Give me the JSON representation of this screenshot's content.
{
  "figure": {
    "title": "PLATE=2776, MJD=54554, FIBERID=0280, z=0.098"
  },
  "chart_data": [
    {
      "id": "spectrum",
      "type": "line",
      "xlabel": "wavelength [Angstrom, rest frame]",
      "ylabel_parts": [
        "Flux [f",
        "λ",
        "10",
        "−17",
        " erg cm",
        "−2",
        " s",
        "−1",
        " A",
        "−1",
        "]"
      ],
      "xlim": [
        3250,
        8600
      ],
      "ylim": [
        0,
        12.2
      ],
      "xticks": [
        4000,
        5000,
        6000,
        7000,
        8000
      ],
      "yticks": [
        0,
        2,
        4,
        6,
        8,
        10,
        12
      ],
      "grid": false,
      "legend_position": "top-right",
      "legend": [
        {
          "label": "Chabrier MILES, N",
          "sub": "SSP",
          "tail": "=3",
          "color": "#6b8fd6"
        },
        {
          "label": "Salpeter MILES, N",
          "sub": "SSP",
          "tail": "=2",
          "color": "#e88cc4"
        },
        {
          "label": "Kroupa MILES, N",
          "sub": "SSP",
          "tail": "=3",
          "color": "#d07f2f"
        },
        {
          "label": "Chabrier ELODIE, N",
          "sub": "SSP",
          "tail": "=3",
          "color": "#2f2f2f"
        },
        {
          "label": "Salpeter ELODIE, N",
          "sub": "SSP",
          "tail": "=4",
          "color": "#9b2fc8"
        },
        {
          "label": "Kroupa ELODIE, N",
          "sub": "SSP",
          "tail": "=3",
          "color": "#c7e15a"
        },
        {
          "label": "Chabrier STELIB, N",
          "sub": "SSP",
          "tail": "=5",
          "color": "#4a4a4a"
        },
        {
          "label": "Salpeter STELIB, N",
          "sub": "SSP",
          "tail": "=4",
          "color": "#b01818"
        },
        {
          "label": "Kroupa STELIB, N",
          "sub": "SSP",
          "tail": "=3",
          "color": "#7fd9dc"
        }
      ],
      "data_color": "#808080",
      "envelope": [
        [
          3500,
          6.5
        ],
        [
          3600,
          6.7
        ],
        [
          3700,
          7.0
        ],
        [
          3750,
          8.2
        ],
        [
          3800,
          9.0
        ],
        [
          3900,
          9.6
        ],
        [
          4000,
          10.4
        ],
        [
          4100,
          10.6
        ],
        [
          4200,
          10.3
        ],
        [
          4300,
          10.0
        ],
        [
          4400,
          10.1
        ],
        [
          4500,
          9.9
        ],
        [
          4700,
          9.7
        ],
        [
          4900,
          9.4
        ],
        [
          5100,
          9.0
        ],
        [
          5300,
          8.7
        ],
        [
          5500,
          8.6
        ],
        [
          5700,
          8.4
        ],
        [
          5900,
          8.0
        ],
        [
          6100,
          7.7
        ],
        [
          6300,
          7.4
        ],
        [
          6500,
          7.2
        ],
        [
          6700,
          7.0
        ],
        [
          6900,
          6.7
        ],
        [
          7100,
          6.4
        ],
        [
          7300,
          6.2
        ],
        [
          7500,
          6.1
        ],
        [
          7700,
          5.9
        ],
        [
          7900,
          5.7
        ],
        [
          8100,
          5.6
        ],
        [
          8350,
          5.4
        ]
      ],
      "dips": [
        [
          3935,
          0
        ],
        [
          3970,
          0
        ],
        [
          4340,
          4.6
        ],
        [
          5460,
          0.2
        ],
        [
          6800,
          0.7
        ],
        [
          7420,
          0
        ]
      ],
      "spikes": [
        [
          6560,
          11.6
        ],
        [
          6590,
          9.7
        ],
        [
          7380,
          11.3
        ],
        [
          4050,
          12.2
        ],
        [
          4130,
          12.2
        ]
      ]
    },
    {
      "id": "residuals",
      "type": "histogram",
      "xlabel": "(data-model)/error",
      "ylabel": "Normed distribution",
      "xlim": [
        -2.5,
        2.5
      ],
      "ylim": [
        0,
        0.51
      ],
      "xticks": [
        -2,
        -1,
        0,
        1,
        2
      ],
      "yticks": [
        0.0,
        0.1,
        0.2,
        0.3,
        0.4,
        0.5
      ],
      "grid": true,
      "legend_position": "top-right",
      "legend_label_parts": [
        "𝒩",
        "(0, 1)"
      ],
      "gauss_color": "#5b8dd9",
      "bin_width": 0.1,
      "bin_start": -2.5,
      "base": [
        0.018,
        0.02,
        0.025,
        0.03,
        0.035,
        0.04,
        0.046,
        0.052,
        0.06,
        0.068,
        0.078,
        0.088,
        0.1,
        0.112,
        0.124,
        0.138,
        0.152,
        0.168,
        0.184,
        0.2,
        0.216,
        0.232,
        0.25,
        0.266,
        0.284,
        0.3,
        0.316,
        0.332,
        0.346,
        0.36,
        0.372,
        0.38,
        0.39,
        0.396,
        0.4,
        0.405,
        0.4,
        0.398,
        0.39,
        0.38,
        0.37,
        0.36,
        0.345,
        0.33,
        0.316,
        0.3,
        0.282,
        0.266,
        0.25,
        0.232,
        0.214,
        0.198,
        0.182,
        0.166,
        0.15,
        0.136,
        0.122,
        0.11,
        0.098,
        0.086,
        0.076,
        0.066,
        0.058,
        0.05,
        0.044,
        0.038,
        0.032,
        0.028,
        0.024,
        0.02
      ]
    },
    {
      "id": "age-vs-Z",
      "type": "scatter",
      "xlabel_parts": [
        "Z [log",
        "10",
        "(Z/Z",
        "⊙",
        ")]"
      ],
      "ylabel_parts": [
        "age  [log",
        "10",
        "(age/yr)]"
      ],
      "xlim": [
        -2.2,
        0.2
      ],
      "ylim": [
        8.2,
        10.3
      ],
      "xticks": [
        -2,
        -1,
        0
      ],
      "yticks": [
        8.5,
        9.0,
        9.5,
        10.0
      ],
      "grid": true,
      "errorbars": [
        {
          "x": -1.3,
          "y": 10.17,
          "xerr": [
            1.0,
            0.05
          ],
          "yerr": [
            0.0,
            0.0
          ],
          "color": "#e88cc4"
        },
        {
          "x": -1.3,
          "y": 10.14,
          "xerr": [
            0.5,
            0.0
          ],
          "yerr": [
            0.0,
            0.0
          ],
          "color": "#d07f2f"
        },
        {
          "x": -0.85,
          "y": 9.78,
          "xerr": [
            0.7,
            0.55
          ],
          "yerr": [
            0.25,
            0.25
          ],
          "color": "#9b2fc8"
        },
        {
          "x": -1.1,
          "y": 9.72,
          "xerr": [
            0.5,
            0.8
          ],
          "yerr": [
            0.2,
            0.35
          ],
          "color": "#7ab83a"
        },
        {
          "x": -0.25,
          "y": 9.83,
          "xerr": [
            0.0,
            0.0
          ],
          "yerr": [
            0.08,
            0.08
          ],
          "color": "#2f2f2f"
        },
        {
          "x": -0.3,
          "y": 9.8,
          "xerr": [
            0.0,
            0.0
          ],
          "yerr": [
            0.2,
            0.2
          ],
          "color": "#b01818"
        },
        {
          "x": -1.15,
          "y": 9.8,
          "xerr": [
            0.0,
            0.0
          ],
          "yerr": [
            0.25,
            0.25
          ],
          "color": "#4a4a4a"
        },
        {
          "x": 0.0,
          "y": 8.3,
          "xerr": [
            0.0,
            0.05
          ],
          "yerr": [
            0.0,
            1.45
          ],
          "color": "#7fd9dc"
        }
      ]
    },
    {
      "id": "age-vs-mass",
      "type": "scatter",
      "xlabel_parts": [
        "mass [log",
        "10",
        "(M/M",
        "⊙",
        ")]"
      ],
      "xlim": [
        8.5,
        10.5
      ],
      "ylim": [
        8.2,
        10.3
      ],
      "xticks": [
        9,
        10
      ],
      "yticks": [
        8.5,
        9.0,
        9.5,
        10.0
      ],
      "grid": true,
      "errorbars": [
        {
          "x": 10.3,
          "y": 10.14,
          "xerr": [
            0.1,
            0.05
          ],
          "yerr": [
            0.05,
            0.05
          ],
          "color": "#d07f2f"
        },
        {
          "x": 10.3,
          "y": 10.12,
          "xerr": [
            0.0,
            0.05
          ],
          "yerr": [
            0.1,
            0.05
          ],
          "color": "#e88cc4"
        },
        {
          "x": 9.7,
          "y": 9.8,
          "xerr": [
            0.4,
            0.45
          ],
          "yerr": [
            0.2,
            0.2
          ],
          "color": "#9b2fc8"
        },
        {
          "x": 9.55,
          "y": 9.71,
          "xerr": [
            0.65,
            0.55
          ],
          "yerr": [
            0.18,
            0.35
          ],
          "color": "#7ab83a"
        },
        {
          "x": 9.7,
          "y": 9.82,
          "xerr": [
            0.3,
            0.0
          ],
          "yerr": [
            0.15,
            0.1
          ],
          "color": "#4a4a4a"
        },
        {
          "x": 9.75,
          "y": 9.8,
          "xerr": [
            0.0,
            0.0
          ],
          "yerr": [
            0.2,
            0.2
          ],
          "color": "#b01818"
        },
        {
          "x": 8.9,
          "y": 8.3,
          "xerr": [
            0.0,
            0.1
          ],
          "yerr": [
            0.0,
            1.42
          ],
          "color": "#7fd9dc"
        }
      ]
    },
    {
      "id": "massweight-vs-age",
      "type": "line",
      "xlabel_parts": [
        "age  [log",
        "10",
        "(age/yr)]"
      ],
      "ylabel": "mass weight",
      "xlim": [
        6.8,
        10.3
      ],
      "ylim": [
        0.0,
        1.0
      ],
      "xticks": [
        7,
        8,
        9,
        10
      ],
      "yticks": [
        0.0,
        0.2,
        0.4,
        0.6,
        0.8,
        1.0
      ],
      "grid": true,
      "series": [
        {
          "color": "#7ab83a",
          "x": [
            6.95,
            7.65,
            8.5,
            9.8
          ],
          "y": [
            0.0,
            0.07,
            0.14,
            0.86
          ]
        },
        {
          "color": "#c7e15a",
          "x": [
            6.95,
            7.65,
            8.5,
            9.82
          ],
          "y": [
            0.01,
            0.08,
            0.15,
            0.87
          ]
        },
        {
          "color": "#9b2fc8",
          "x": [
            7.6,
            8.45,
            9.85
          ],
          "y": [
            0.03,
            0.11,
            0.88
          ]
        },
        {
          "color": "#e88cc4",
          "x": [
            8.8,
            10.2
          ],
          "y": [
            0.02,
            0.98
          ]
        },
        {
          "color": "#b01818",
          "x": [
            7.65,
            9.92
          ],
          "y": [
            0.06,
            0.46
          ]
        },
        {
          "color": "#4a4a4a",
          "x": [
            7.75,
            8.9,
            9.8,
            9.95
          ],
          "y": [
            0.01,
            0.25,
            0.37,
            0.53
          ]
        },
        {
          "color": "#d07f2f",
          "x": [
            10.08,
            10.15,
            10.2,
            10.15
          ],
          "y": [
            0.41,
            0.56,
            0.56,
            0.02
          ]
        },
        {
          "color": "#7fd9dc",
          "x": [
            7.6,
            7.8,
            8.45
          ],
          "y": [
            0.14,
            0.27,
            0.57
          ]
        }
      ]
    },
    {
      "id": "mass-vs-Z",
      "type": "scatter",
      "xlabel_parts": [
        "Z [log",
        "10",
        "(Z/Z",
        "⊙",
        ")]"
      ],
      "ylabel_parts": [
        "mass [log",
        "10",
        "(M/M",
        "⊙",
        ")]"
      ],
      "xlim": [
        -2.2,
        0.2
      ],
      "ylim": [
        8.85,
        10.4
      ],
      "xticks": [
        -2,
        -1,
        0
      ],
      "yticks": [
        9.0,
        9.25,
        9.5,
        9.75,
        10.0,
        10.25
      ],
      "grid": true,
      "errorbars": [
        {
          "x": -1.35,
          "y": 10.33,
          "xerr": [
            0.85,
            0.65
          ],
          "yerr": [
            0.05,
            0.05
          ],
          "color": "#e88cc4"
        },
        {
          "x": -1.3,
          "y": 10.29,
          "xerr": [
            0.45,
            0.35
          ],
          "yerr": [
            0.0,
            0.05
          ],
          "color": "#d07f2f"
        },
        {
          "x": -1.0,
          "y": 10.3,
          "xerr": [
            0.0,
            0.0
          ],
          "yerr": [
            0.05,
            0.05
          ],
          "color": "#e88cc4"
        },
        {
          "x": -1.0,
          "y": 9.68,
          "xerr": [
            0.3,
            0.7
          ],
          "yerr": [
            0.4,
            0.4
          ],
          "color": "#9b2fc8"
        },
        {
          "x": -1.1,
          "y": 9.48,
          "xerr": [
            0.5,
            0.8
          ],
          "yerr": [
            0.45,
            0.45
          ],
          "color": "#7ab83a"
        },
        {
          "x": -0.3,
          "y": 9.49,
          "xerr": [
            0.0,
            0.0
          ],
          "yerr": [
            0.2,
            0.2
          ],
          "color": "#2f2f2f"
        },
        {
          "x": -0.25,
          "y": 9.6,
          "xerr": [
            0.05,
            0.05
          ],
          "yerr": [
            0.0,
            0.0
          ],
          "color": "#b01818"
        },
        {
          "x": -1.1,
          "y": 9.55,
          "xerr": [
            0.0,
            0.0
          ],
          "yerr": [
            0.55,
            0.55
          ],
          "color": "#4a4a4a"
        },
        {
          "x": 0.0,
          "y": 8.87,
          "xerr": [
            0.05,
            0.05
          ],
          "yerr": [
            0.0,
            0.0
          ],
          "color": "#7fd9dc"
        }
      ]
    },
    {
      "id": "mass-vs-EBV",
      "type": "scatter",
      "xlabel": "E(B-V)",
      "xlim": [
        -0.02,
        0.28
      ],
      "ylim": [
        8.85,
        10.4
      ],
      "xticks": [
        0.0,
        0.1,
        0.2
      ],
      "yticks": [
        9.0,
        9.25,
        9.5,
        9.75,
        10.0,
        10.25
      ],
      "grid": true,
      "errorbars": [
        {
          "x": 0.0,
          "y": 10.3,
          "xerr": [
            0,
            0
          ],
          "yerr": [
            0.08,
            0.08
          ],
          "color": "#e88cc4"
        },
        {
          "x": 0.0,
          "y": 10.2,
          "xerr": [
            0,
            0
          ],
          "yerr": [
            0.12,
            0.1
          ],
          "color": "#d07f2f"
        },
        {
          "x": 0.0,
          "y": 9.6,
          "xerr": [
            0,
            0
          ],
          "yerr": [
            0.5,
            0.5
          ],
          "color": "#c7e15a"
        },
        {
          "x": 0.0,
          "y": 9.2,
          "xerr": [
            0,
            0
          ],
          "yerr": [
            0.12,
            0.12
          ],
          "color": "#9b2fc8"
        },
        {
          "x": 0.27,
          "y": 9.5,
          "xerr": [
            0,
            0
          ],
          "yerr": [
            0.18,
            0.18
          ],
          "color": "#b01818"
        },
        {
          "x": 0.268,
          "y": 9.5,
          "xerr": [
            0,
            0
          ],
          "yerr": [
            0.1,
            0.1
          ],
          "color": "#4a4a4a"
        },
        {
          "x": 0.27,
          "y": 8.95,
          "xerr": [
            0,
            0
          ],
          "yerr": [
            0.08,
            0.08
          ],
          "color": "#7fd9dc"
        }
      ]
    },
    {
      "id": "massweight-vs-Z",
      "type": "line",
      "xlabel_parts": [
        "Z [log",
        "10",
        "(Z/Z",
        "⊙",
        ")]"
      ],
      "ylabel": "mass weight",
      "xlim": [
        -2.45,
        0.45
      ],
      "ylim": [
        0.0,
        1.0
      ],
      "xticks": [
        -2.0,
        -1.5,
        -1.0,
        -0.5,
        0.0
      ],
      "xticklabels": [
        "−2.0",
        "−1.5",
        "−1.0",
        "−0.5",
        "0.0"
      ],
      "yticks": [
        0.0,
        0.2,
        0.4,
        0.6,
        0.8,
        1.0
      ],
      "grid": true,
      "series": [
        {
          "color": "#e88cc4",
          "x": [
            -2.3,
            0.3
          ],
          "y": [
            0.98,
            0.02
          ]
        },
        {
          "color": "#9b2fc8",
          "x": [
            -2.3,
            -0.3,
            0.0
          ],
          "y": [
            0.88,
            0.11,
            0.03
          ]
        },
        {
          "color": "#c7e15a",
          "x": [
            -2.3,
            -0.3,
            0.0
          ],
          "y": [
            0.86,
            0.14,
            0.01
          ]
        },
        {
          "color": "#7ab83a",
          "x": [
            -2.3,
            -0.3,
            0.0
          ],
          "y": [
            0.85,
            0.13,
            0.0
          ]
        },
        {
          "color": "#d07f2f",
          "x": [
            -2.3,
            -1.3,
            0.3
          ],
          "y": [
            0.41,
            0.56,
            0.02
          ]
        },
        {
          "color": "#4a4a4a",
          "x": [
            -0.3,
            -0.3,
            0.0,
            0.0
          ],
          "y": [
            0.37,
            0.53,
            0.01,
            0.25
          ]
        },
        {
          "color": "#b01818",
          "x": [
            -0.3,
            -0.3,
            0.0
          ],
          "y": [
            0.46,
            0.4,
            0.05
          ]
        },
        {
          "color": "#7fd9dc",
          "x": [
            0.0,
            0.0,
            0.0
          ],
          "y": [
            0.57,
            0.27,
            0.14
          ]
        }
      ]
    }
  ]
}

→ REQUIRED WORK
Only lines with the word "ELODIE" should be collected from the material.

→ REPLY
          "label": "Chabrier ELODIE, N",
          "label": "Salpeter ELODIE, N",
          "label": "Kroupa ELODIE, N",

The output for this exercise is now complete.